## TASK BRIEF
Search the material and gather each line with "center" in it.

## SUPPLIED MATERIAL
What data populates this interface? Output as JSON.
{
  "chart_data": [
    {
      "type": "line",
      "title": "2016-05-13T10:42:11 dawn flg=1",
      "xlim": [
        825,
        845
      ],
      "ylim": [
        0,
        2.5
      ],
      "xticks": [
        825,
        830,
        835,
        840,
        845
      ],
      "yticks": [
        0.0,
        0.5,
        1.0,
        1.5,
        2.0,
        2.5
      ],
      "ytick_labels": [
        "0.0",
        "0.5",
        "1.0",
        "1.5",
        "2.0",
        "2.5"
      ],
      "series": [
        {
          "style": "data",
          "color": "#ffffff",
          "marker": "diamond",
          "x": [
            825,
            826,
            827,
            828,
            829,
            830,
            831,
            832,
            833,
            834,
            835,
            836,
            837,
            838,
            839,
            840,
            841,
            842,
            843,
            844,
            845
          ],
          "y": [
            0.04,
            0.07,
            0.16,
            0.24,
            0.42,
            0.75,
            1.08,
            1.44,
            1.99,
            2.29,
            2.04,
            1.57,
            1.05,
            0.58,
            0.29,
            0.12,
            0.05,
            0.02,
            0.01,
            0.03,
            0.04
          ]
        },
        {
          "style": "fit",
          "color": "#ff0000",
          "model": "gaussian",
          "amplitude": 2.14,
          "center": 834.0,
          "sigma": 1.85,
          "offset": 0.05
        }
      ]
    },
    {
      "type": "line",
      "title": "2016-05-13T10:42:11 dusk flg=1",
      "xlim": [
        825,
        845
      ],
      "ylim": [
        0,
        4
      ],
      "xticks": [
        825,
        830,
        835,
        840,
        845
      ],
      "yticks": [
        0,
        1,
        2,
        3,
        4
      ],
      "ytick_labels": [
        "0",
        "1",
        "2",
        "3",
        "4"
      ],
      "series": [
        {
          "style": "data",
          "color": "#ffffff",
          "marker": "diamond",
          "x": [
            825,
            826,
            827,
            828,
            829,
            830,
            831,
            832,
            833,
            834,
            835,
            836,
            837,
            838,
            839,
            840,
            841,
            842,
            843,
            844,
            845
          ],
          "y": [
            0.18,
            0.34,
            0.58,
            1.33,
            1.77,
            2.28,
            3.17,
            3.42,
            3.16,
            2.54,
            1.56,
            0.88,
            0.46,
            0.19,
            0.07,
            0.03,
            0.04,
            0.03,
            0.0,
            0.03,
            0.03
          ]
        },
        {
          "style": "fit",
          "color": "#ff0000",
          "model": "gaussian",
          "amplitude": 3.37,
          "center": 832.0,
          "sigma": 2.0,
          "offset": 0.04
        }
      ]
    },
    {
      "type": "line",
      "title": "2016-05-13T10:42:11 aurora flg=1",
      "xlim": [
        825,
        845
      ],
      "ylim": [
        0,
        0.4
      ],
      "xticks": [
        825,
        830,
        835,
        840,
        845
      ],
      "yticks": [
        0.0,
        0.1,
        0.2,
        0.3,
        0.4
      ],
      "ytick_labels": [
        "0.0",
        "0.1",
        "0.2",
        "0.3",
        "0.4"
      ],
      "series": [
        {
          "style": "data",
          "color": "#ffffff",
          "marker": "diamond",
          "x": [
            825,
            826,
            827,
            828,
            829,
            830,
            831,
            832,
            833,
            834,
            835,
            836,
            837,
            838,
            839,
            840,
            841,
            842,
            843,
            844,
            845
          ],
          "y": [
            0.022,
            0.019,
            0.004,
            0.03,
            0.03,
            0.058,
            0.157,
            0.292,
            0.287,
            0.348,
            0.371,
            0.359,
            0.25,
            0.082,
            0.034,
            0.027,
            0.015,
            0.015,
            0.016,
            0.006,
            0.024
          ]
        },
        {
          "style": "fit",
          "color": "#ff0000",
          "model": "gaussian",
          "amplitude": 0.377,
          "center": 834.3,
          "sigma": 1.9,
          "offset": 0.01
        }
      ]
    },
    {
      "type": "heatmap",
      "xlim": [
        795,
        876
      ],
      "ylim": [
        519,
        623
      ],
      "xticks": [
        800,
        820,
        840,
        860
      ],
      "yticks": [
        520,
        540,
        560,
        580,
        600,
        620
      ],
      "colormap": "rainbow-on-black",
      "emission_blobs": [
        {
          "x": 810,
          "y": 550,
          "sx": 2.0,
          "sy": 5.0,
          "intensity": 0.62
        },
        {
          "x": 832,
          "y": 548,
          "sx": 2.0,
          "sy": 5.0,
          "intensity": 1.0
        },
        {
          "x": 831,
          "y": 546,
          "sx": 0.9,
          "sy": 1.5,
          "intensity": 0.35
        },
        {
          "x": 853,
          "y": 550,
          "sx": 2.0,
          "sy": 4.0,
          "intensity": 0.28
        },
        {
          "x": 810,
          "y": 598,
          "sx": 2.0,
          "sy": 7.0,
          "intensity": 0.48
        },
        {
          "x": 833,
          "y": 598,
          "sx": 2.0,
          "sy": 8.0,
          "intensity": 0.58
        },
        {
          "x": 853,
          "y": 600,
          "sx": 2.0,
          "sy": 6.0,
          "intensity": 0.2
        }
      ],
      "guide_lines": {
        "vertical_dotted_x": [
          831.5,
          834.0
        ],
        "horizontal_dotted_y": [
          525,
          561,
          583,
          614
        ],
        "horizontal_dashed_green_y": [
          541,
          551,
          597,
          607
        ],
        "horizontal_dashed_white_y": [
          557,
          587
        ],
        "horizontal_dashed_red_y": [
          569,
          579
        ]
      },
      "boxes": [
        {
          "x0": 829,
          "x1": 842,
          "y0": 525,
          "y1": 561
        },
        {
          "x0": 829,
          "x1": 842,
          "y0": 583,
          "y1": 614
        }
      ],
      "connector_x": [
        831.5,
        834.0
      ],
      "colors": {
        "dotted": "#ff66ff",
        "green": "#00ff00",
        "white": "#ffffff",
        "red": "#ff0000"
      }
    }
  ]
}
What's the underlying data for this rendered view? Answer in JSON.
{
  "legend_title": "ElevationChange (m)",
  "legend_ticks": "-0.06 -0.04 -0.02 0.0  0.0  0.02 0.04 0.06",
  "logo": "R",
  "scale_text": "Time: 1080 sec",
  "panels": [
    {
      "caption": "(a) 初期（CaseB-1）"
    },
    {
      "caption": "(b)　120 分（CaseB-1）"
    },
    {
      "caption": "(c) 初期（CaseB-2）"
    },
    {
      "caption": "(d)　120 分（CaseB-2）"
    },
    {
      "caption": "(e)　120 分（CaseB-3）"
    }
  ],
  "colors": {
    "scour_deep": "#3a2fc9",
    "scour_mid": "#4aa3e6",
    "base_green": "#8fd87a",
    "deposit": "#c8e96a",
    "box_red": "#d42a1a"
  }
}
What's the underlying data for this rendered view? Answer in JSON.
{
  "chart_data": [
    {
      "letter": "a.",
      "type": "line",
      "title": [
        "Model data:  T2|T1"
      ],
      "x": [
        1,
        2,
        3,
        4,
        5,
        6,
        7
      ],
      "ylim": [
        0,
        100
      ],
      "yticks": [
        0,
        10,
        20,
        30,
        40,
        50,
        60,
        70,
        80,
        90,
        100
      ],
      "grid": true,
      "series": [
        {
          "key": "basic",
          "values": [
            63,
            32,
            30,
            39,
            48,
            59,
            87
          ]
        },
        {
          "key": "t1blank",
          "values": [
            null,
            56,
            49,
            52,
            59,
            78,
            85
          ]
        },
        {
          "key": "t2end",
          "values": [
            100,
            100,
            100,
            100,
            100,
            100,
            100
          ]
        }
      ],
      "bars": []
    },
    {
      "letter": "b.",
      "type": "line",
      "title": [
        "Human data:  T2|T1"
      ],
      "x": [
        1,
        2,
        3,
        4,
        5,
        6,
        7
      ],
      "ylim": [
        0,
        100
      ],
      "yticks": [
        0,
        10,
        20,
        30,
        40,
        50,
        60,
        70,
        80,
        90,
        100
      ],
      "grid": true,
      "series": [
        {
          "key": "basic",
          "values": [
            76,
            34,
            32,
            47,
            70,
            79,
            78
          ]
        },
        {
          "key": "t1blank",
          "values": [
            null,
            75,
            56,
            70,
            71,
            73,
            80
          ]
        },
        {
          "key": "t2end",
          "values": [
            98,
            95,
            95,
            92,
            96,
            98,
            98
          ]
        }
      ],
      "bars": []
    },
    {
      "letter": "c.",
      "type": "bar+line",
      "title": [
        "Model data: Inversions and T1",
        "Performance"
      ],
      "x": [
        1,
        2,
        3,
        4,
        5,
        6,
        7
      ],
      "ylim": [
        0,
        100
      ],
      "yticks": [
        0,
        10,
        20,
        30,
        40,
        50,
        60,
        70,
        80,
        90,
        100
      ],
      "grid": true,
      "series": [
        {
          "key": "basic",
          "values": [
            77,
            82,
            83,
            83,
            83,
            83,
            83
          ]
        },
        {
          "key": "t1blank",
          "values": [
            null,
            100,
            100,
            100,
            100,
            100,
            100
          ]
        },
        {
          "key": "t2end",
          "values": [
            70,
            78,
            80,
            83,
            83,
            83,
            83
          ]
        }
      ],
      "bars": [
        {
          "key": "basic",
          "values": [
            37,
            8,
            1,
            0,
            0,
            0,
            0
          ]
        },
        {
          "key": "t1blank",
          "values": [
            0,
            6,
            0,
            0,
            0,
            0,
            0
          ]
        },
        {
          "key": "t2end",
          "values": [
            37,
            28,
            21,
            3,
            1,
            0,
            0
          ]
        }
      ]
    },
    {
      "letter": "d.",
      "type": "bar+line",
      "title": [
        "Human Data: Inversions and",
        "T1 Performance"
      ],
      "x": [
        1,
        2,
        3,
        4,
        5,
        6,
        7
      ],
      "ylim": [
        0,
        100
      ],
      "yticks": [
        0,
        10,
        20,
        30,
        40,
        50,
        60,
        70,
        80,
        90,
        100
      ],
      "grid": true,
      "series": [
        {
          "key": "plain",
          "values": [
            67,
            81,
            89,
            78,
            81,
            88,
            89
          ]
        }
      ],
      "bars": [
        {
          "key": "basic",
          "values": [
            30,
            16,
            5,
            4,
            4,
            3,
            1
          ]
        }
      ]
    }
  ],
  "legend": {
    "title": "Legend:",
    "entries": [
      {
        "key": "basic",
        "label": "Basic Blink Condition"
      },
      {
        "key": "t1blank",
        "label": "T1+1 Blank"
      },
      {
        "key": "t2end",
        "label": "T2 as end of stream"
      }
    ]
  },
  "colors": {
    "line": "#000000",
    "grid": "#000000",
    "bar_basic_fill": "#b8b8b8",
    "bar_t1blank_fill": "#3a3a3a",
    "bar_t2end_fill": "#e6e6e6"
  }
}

## ANSWER FOR THE TASK
          "center": 834.0,
          "center": 832.0,
          "center": 834.3,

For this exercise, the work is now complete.